Problem A –
According to the sentencing remarks, what diagnosis did Mr Newton consider the drug use severe enough to warrant?
Problem B –
Return the sentencing remarks verbatim from "23Your drug use" up to and including "solve through it'.".

21On remand, since your arrest, you have resolved to remain drug-free. You have recognised that you have become addicted and you have positively engaged with your case worker and begun the steps towards your recovery and rehabilitation. Tendered on the plea as exhibit 3PS, was a report from
Mr Patrick Newton, clinical and forensic psychologist, dated 21 November 2001. You reported the history of your drug use, and you recognised that it had gotten out of control. You noted how drug use had become central to your relationships and to your life during 2018, and you had made a resolution at the start of 2019 to, 'get your life back in control'.22That resolution succumbed to the repeated encouragement from so-called friends to return to drug use. Not wanting to be abandoned by this cohort of friends, you did their bidding. Mr Newton sets out clearly how drug use allowed you to overcome your feelings of insecurity and how the offending:
'… not only allowed him to ingratiate himself with other drug users but also provided Mr Singh with a way of gaining broader kudos: thus enhancing his own status in the group'.
23Your drug use of course led to your isolation and it undermined the very connections that you had with your family and with non-drug-using friends. As a result, Mr Newton stated, 'his drug use actually served to exacerbate the very problems that he was hoping to solve through it'.
24To Mr Newton you expressed remorse and regret for your conduct. You demonstrated insight, stating that your former rationalisations for your conduct now seemed hollow and foolish. Further, you demonstrated an awareness of the risks inherent in your drug use and hence of the risks which supplying your friends with drugs had entailed for them. You also demonstrated an awareness of the gravity of the charges that you are now facing. In
Mr Newton's opinion, your manifest symptoms incorporated both reactive factors related to your legal matters as well as more chronic issues related to your self-esteem and your sense of identity. He states: 'his feelings of shame and embarrassment are contributing to a self-punitive dialogue that feeds his depression'.25Mr Newton's opinion was that your symptoms were sufficiently severe to warrant a diagnosis of an adjustment disorder with mixed anxiety and depressed mood. He also opined that your drug use had been sufficiently severe to warrant a diagnosis of moderate substance use disorder. The choices that you have made since your arrest have placed that disorder in remission and importantly, in my view, you are able to discuss with Mr Newton the connection between your depression and your drug use and the role played by your connection to drug-using friends.
26You have already made progress since your arrest and in Mr Newton's words: 'this progress together with his level of insight augers well for his ultimate prognosis'.

Excerpted records –
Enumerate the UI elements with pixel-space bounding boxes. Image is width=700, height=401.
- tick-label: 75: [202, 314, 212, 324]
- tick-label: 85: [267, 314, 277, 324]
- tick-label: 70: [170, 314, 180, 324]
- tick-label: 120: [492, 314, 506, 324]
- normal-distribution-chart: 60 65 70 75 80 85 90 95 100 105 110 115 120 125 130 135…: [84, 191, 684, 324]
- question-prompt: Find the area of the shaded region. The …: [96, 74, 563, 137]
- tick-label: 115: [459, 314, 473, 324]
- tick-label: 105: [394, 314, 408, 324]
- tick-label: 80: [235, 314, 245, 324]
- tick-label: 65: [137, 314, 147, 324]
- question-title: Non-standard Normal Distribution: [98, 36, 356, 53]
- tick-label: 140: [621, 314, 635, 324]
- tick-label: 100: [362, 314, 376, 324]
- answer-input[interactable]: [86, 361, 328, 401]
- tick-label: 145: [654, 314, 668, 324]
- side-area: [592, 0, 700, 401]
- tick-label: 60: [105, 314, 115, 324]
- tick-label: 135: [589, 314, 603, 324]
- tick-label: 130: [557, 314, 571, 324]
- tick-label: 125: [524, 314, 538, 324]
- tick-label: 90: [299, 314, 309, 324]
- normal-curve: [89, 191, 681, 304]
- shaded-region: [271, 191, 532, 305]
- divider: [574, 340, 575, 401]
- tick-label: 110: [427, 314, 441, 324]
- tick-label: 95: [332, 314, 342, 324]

Answer section A –
Moderate substance use disorder.

Answer section B –
23Your drug use of course led to your isolation and it undermined the very connections that you had with your family and with non-drug-using friends. As a result, Mr Newton stated, 'his drug use actually served to exacerbate the very problems that he was hoping to solve through it'.